▶ **Description of the task**
Output all the material that follows, exactly as given.

(A block of data)
==============================

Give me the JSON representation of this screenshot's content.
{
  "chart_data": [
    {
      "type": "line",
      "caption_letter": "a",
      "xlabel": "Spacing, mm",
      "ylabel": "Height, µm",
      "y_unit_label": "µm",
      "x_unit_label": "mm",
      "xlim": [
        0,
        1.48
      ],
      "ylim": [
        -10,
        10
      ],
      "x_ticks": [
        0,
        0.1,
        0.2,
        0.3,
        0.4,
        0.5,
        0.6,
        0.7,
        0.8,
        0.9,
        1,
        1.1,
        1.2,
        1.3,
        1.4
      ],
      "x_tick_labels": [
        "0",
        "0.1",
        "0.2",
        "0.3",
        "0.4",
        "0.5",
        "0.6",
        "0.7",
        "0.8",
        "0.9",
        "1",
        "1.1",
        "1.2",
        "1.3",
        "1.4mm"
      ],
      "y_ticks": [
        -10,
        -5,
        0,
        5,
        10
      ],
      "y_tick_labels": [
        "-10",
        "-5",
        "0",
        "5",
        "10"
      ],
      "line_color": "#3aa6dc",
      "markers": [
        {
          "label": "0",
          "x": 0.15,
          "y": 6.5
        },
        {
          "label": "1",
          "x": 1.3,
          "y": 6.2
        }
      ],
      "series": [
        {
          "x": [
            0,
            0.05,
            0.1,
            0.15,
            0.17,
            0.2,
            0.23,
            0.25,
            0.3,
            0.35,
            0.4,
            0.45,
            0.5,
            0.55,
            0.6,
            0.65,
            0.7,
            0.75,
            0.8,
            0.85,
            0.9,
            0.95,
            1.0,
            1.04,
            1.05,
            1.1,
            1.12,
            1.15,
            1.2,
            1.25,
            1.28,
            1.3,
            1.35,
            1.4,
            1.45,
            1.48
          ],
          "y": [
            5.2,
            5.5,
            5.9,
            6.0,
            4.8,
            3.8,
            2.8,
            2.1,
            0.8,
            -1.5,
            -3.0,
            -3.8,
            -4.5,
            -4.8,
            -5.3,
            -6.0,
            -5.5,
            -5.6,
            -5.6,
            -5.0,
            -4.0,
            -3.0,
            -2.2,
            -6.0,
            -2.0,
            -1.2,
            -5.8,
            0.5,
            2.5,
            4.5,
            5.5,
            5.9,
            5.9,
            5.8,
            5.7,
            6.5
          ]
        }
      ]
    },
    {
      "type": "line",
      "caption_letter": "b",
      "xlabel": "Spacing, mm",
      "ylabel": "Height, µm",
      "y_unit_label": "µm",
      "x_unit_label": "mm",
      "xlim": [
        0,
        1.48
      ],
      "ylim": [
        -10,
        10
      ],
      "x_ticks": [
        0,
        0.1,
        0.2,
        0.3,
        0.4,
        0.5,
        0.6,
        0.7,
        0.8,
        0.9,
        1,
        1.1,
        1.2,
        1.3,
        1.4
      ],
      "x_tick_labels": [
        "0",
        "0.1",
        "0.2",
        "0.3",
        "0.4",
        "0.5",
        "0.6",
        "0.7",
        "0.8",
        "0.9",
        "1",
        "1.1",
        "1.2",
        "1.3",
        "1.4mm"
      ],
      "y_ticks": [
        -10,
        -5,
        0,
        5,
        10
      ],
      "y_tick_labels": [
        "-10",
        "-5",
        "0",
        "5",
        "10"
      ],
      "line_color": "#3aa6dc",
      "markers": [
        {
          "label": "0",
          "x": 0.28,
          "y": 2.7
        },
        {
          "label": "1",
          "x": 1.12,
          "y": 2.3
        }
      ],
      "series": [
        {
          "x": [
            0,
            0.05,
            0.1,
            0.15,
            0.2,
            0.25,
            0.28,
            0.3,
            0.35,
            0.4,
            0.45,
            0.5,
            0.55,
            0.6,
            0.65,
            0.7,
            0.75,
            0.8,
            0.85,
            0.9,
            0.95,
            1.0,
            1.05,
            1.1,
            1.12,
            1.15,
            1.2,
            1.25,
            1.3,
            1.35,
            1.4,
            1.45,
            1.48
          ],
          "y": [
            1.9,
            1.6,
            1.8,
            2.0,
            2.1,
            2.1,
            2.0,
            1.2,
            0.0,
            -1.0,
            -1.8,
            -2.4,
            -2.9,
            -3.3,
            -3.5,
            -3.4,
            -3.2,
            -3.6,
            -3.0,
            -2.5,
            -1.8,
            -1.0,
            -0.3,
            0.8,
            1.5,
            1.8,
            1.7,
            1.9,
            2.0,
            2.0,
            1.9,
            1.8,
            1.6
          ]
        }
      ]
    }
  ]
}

==============================

▶ **Completed exercise**
Give me the JSON representation of this screenshot's content.
{
  "chart_data": [
    {
      "type": "line",
      "caption_letter": "a",
      "xlabel": "Spacing, mm",
      "ylabel": "Height, µm",
      "y_unit_label": "µm",
      "x_unit_label": "mm",
      "xlim": [
        0,
        1.48
      ],
      "ylim": [
        -10,
        10
      ],
      "x_ticks": [
        0,
        0.1,
        0.2,
        0.3,
        0.4,
        0.5,
        0.6,
        0.7,
        0.8,
        0.9,
        1,
        1.1,
        1.2,
        1.3,
        1.4
      ],
      "x_tick_labels": [
        "0",
        "0.1",
        "0.2",
        "0.3",
        "0.4",
        "0.5",
        "0.6",
        "0.7",
        "0.8",
        "0.9",
        "1",
        "1.1",
        "1.2",
        "1.3",
        "1.4mm"
      ],
      "y_ticks": [
        -10,
        -5,
        0,
        5,
        10
      ],
      "y_tick_labels": [
        "-10",
        "-5",
        "0",
        "5",
        "10"
      ],
      "line_color": "#3aa6dc",
      "markers": [
        {
          "label": "0",
          "x": 0.15,
          "y": 6.5
        },
        {
          "label": "1",
          "x": 1.3,
          "y": 6.2
        }
      ],
      "series": [
        {
          "x": [
            0,
            0.05,
            0.1,
            0.15,
            0.17,
            0.2,
            0.23,
            0.25,
            0.3,
            0.35,
            0.4,
            0.45,
            0.5,
            0.55,
            0.6,
            0.65,
            0.7,
            0.75,
            0.8,
            0.85,
            0.9,
            0.95,
            1.0,
            1.04,
            1.05,
            1.1,
            1.12,
            1.15,
            1.2,
            1.25,
            1.28,
            1.3,
            1.35,
            1.4,
            1.45,
            1.48
          ],
          "y": [
            5.2,
            5.5,
            5.9,
            6.0,
            4.8,
            3.8,
            2.8,
            2.1,
            0.8,
            -1.5,
            -3.0,
            -3.8,
            -4.5,
            -4.8,
            -5.3,
            -6.0,
            -5.5,
            -5.6,
            -5.6,
            -5.0,
            -4.0,
            -3.0,
            -2.2,
            -6.0,
            -2.0,
            -1.2,
            -5.8,
            0.5,
            2.5,
            4.5,
            5.5,
            5.9,
            5.9,
            5.8,
            5.7,
            6.5
          ]
        }
      ]
    },
    {
      "type": "line",
      "caption_letter": "b",
      "xlabel": "Spacing, mm",
      "ylabel": "Height, µm",
      "y_unit_label": "µm",
      "x_unit_label": "mm",
      "xlim": [
        0,
        1.48
      ],
      "ylim": [
        -10,
        10
      ],
      "x_ticks": [
        0,
        0.1,
        0.2,
        0.3,
        0.4,
        0.5,
        0.6,
        0.7,
        0.8,
        0.9,
        1,
        1.1,
        1.2,
        1.3,
        1.4
      ],
      "x_tick_labels": [
        "0",
        "0.1",
        "0.2",
        "0.3",
        "0.4",
        "0.5",
        "0.6",
        "0.7",
        "0.8",
        "0.9",
        "1",
        "1.1",
        "1.2",
        "1.3",
        "1.4mm"
      ],
      "y_ticks": [
        -10,
        -5,
        0,
        5,
        10
      ],
      "y_tick_labels": [
        "-10",
        "-5",
        "0",
        "5",
        "10"
      ],
      "line_color": "#3aa6dc",
      "markers": [
        {
          "label": "0",
          "x": 0.28,
          "y": 2.7
        },
        {
          "label": "1",
          "x": 1.12,
          "y": 2.3
        }
      ],
      "series": [
        {
          "x": [
            0,
            0.05,
            0.1,
            0.15,
            0.2,
            0.25,
            0.28,
            0.3,
            0.35,
            0.4,
            0.45,
            0.5,
            0.55,
            0.6,
            0.65,
            0.7,
            0.75,
            0.8,
            0.85,
            0.9,
            0.95,
            1.0,
            1.05,
            1.1,
            1.12,
            1.15,
            1.2,
            1.25,
            1.3,
            1.35,
            1.4,
            1.45,
            1.48
          ],
          "y": [
            1.9,
            1.6,
            1.8,
            2.0,
            2.1,
            2.1,
            2.0,
            1.2,
            0.0,
            -1.0,
            -1.8,
            -2.4,
            -2.9,
            -3.3,
            -3.5,
            -3.4,
            -3.2,
            -3.6,
            -3.0,
            -2.5,
            -1.8,
            -1.0,
            -0.3,
            0.8,
            1.5,
            1.8,
            1.7,
            1.9,
            2.0,
            2.0,
            1.9,
            1.8,
            1.6
          ]
        }
      ]
    }
  ]
}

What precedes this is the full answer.